### Documento de origem
Segundo ainda a Procuradoria, desde 2012 o Brasil teve taxa média de 29,2 homicídios por 100 mil habitantes. Em Mato Grosso do Sul, a taxa foi de 26,1. Entre os indígenas do estado, contudo, este número sobe para 55,9. Já os indígenas das reservas de Dourados enfrentam uma taxa de 101,18, número quase 400% superior a dos não indígenas de Mato Grosso do Sul.

Os casos de violência doméstica e sexual do relatório oficial do Distrito Sanitário Especial Indígena local (DlSEI/MS) revela que os determinantes sociais impactam diretamente na saúde.

“A precariedade da segurança pública, educação deficitária, alimentação e habitação inadequadas, carência de projetos voltados para a geração de renda e emprego e a ausência de políticas públicas para os indígenas refletem no alto índice de violência, consumo de drogas e álcool, mortalidade infantil e os alarmantes índices de homicídio e suicídio”, diz o texto, revelado pelo Ministério Público Federal.

Em nota, a Procuradoria afirmou que chegou a propor em 2019, junto das defensorias, um acordo extrajudicial aos governos federal, estadual e municipal, “contemplando a implementação e execução de políticas públicas condizentes com a atribuição de cada um dos entes.”

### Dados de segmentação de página
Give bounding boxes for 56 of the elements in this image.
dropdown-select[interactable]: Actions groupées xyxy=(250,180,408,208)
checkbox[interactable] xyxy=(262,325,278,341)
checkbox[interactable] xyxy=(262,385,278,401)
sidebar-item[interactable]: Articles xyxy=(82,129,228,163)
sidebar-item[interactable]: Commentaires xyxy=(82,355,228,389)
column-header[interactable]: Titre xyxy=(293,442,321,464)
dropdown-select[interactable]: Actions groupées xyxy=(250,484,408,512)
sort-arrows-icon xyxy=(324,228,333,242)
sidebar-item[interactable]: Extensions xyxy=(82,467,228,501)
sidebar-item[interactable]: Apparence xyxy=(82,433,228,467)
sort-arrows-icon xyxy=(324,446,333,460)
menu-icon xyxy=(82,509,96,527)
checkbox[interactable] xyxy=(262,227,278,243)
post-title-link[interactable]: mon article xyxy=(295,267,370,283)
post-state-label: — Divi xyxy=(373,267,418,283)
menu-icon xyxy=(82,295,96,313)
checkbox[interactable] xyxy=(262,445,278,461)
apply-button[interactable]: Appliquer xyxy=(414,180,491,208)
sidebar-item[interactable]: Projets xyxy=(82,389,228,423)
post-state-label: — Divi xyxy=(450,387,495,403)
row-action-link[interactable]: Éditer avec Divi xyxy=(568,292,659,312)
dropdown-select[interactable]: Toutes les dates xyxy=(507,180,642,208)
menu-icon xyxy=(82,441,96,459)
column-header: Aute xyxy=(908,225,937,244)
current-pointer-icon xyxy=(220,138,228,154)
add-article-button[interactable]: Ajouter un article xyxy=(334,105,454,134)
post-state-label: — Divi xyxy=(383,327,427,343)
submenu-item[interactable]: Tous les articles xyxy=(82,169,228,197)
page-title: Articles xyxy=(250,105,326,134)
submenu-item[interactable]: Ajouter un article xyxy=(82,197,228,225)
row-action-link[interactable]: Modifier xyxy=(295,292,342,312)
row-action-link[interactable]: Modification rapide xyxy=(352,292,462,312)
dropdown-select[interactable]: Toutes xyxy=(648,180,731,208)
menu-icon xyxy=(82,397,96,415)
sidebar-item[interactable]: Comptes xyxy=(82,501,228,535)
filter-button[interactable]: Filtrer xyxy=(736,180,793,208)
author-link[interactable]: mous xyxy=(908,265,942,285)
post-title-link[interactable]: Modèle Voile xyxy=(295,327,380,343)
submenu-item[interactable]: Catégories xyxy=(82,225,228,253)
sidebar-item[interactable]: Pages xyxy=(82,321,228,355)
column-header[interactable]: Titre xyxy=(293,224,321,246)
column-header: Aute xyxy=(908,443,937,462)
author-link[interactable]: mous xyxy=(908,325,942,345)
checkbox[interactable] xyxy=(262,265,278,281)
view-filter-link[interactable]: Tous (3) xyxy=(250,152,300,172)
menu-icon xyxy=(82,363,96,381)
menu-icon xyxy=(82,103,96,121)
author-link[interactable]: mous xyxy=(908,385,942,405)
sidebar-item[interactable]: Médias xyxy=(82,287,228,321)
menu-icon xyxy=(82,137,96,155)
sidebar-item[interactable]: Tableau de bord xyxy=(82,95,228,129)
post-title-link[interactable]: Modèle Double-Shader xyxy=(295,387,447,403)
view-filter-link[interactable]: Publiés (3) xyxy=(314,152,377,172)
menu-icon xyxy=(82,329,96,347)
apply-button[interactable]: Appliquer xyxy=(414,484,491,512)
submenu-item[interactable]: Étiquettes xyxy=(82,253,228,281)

### Enunciado do exercício
Transcreva integralmente o texto sobre a violência contra indígenas em Mato Grosso do Sul. Os itens provêm de uma fonte diferente da do texto.

### Resposta esperada
Segundo ainda a Procuradoria, desde 2012 o Brasil teve taxa média de 29,2 homicídios por 100 mil habitantes. Em Mato Grosso do Sul, a taxa foi de 26,1. Entre os indígenas do estado, contudo, este número sobe para 55,9. Já os indígenas das reservas de Dourados enfrentam uma taxa de 101,18, número quase 400% superior a dos não indígenas de Mato Grosso do Sul.

Os casos de violência doméstica e sexual do relatório oficial do Distrito Sanitário Especial Indígena local (DlSEI/MS) revela que os determinantes sociais impactam diretamente na saúde.

“A precariedade da segurança pública, educação deficitária, alimentação e habitação inadequadas, carência de projetos voltados para a geração de renda e emprego e a ausência de políticas públicas para os indígenas refletem no alto índice de violência, consumo de drogas e álcool, mortalidade infantil e os alarmantes índices de homicídio e suicídio”, diz o texto, revelado pelo Ministério Público Federal.

Em nota, a Procuradoria afirmou que chegou a propor em 2019, junto das defensorias, um acordo extrajudicial aos governos federal, estadual e municipal, “contemplando a implementação e execução de políticas públicas condizentes com a atribuição de cada um dos entes.”